Pull each line holding "August" out of the entries below.

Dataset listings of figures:
::::::
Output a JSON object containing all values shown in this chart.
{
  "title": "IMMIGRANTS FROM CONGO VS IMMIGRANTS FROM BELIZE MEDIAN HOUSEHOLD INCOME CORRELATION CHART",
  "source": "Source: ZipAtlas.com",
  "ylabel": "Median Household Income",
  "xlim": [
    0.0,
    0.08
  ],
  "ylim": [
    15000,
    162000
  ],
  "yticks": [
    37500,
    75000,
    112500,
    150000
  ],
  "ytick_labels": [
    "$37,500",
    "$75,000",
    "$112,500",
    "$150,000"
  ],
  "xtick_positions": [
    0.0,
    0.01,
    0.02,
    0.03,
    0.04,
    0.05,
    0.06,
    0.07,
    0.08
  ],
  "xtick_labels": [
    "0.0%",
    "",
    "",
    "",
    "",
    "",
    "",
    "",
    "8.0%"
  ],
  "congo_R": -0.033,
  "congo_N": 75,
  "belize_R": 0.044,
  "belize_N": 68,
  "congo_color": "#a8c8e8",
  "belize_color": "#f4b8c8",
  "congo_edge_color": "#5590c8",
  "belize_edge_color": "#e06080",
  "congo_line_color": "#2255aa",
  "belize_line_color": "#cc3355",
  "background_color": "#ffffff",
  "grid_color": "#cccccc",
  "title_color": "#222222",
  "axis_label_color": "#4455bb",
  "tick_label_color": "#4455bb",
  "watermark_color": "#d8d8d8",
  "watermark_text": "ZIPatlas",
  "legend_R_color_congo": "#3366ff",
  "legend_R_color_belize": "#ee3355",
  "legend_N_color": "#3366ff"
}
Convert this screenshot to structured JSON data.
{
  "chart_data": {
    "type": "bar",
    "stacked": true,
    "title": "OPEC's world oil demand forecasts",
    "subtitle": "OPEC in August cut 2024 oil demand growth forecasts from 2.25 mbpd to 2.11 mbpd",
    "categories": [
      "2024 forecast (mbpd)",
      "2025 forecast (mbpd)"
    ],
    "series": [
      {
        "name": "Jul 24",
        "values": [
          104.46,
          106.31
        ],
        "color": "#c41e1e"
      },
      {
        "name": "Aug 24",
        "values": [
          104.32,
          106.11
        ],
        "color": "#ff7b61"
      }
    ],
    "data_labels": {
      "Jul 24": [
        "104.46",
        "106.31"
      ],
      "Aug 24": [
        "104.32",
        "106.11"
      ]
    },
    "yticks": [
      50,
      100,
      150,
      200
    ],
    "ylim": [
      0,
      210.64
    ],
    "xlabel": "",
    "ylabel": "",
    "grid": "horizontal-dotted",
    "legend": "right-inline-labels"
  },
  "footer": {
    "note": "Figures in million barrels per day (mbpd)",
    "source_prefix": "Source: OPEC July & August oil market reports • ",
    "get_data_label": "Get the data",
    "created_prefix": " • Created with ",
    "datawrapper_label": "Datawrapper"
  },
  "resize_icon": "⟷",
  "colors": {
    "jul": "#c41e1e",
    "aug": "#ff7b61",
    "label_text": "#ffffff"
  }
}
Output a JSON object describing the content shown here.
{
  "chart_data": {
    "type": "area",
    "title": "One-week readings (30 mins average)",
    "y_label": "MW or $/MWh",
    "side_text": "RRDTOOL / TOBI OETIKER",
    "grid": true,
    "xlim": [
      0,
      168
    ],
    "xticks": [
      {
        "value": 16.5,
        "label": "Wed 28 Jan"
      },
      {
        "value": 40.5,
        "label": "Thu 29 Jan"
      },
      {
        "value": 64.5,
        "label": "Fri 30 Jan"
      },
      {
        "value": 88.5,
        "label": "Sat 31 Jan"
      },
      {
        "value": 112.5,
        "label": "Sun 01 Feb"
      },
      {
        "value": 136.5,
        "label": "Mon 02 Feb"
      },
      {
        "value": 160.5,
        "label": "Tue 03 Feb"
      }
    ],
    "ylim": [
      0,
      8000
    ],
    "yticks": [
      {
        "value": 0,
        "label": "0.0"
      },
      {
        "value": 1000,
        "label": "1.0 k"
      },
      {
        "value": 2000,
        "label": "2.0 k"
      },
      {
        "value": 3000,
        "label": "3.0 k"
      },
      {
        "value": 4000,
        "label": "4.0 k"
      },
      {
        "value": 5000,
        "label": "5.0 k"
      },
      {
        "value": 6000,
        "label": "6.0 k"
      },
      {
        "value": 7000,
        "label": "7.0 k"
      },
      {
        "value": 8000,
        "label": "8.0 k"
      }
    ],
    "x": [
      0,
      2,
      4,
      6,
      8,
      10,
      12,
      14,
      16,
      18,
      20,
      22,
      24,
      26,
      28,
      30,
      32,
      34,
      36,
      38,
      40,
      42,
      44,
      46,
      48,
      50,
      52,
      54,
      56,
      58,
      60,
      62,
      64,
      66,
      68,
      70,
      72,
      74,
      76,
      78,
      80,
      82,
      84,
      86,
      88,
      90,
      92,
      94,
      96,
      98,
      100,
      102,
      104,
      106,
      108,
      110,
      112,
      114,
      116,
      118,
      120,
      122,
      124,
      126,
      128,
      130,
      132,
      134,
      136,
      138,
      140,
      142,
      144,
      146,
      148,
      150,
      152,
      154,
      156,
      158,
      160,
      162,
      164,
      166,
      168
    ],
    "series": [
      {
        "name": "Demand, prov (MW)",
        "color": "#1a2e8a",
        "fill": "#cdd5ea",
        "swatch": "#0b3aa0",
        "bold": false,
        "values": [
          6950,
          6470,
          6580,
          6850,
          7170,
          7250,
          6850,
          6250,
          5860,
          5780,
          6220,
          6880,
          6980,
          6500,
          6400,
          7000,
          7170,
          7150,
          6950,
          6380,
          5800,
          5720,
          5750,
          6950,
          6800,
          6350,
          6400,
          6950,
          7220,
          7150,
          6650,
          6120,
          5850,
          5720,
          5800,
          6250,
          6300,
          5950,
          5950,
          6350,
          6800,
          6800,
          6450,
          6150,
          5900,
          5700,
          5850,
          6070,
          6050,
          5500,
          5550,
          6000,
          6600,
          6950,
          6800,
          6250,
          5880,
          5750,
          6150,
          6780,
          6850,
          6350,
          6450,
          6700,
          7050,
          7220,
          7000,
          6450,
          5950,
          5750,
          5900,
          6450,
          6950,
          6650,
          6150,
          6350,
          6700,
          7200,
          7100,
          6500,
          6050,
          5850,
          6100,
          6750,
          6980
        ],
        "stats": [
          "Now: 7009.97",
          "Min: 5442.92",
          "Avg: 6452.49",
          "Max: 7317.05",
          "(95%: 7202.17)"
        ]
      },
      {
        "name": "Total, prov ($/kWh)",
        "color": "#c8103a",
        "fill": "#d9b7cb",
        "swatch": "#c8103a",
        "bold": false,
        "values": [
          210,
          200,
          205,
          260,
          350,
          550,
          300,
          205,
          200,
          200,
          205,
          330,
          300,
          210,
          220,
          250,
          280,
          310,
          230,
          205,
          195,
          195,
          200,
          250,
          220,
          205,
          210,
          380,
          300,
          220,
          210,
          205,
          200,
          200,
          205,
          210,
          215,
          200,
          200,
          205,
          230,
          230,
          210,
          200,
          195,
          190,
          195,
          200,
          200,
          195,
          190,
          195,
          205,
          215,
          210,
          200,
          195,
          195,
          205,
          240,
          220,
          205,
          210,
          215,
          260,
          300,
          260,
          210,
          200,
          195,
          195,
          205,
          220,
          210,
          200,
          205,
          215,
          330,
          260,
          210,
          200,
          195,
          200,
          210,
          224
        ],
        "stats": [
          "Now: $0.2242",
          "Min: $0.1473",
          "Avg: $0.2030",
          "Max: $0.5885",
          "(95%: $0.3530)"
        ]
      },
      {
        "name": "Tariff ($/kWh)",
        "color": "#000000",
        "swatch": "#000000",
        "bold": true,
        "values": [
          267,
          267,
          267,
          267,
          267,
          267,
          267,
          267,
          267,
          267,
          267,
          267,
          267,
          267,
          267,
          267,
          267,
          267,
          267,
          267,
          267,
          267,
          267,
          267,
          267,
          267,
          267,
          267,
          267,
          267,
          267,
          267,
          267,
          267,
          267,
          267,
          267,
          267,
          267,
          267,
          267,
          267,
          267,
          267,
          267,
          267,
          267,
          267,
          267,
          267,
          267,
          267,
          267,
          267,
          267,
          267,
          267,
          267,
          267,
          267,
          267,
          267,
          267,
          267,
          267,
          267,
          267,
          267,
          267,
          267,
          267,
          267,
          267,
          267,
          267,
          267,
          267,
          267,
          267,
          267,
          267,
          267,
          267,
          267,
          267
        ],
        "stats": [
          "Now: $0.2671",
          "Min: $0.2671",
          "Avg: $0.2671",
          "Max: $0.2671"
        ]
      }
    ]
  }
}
::::::
*Output of the exercise:*
    "subtitle": "OPEC in August cut 2024 oil demand growth forecasts from 2.25 mbpd to 2.11 mbpd",
    "source_prefix": "Source: OPEC July & August oil market reports • ",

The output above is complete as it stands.